§ INSTRUÇÃO DADA A: Por favor, copie sem nenhuma alteração as entradas desde a primeira linha até a linha que contém "keyframe[interactable] [916,370,926,384]", incluindo essa linha.

§ TRECHO SELECIONADO:

Ela não é do tipo que fica remoendo sentimentos e avalia tudo com tranquilidade. “A midia muda, não é a gente que sai dela. Nessas mudanças a comunicação necessita de outras informações, outros aparatos. A gente é um produto e quando é hora de vender outro… eles te tiram da prateleira. Tive o infortúnio de ficar quase 20 anos sem gravar, mas sou uma sobrevivente muito forte de uma coisa obscura, que nem eu sei o que tenha sido, porque muitas veze cheguei a fazer repertório para discos que paravam”, conta. Diz que nem teve tempo de pensar nisso. Saia de uma situação desagradável e buscava algo melhor. “Olhando hoje, só estou aqui porque não parei lá atrás. Sobrevivi como pude, andei como deu, comi o que tinha e não saí da profissão”. Sem tempo para lamúrias, não lhe faltou trabalho . “Sem gravar você fica fora de muita coisa, mas tive que aprender a sobreviver no palco, porque nem todos que estouram tem essa experiência”, observa ela, que pegou cancha em apresentações no picadeiro.

§ ENTRADAS EXTRAÍDAS:
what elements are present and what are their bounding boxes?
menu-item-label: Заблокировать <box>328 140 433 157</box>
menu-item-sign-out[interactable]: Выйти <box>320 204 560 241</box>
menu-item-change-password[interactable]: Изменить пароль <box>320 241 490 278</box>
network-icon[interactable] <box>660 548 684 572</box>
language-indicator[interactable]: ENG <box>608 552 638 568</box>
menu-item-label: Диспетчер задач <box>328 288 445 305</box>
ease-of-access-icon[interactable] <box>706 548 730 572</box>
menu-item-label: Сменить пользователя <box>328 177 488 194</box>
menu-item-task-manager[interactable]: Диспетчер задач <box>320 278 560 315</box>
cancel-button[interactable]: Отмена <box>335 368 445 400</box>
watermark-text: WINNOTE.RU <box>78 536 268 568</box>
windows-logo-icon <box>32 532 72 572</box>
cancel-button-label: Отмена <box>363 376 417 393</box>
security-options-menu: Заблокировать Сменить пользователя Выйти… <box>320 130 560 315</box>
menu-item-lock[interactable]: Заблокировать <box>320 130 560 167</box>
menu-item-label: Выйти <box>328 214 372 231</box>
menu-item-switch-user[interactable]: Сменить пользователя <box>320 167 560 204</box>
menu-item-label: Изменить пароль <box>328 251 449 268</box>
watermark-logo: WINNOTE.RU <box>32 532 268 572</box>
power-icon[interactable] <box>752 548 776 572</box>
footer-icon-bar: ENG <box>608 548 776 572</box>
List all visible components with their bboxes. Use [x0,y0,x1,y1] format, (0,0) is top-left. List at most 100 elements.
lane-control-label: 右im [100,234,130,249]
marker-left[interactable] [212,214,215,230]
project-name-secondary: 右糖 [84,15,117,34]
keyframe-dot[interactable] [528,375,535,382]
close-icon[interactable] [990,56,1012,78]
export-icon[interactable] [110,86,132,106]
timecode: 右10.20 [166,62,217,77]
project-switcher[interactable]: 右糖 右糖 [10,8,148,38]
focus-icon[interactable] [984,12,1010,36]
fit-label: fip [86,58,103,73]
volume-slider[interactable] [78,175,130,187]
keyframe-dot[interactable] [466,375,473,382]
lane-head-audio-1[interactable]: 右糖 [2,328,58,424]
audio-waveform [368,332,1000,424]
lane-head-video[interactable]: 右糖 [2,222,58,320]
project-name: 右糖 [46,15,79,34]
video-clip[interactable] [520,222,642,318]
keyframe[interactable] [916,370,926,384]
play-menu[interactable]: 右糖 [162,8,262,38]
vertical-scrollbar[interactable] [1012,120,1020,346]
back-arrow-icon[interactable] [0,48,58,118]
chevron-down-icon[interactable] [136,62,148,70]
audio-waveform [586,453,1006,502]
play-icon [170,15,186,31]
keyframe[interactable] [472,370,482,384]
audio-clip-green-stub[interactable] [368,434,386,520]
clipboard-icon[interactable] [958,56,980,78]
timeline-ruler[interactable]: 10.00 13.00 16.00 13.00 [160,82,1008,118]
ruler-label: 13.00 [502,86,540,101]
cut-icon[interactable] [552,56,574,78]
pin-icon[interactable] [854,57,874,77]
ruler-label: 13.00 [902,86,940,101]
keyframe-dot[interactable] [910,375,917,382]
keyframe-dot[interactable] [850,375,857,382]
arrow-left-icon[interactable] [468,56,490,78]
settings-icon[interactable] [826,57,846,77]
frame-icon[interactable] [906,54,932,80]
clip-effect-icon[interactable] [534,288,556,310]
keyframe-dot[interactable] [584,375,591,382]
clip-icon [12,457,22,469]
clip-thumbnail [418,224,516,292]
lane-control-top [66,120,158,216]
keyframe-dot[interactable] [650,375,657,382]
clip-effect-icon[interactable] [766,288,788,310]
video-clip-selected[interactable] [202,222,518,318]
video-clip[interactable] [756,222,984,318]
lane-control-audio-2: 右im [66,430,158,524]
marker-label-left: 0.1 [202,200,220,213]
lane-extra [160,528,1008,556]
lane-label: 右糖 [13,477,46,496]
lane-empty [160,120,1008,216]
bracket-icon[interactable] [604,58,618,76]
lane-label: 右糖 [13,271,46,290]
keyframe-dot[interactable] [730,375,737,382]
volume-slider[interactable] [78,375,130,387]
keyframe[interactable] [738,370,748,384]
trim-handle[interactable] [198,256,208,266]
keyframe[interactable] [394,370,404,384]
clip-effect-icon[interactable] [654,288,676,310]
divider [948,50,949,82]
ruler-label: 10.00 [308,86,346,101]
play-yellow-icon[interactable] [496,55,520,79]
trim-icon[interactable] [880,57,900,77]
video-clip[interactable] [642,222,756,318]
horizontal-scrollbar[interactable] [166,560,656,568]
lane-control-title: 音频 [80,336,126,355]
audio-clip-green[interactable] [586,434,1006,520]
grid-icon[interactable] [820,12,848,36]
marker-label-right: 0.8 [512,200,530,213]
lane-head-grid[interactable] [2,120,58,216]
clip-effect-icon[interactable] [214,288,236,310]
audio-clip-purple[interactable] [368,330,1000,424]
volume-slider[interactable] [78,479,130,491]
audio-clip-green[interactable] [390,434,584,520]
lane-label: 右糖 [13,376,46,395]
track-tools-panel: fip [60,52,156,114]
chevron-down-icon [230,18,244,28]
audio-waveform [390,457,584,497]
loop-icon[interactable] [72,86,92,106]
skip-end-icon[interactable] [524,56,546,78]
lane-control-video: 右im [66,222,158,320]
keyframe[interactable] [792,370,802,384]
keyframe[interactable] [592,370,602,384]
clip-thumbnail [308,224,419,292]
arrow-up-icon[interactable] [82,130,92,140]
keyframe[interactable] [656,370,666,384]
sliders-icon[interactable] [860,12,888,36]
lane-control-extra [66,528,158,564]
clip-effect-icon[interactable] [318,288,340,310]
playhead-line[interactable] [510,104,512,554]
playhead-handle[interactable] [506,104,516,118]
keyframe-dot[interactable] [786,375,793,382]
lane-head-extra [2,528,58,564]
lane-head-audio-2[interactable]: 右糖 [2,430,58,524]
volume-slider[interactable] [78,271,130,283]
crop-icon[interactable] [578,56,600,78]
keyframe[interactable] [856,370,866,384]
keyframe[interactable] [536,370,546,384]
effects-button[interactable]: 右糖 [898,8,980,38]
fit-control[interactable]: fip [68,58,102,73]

§ INSTRUÇÃO DADA B: Segundo o trecho selecionado, por quanto tempo ela ficou sem gravar?

§ RESPOSTA FINAL A:
what elements are present and what are their bounding boxes?
menu-item-label: Заблокировать <box>328 140 433 157</box>
menu-item-sign-out[interactable]: Выйти <box>320 204 560 241</box>
menu-item-change-password[interactable]: Изменить пароль <box>320 241 490 278</box>
network-icon[interactable] <box>660 548 684 572</box>
language-indicator[interactable]: ENG <box>608 552 638 568</box>
menu-item-label: Диспетчер задач <box>328 288 445 305</box>
ease-of-access-icon[interactable] <box>706 548 730 572</box>
menu-item-label: Сменить пользователя <box>328 177 488 194</box>
menu-item-task-manager[interactable]: Диспетчер задач <box>320 278 560 315</box>
cancel-button[interactable]: Отмена <box>335 368 445 400</box>
watermark-text: WINNOTE.RU <box>78 536 268 568</box>
windows-logo-icon <box>32 532 72 572</box>
cancel-button-label: Отмена <box>363 376 417 393</box>
security-options-menu: Заблокировать Сменить пользователя Выйти… <box>320 130 560 315</box>
menu-item-lock[interactable]: Заблокировать <box>320 130 560 167</box>
menu-item-label: Выйти <box>328 214 372 231</box>
menu-item-switch-user[interactable]: Сменить пользователя <box>320 167 560 204</box>
menu-item-label: Изменить пароль <box>328 251 449 268</box>
watermark-logo: WINNOTE.RU <box>32 532 268 572</box>
power-icon[interactable] <box>752 548 776 572</box>
footer-icon-bar: ENG <box>608 548 776 572</box>
List all visible components with their bboxes. Use [x0,y0,x1,y1] format, (0,0) is top-left. List at most 100 elements.
lane-control-label: 右im [100,234,130,249]
marker-left[interactable] [212,214,215,230]
project-name-secondary: 右糖 [84,15,117,34]
keyframe-dot[interactable] [528,375,535,382]
close-icon[interactable] [990,56,1012,78]
export-icon[interactable] [110,86,132,106]
timecode: 右10.20 [166,62,217,77]
project-switcher[interactable]: 右糖 右糖 [10,8,148,38]
focus-icon[interactable] [984,12,1010,36]
fit-label: fip [86,58,103,73]
volume-slider[interactable] [78,175,130,187]
keyframe-dot[interactable] [466,375,473,382]
lane-head-audio-1[interactable]: 右糖 [2,328,58,424]
audio-waveform [368,332,1000,424]
lane-head-video[interactable]: 右糖 [2,222,58,320]
project-name: 右糖 [46,15,79,34]
video-clip[interactable] [520,222,642,318]
keyframe[interactable] [916,370,926,384]

§ RESPOSTA FINAL B: Quase 20 anos.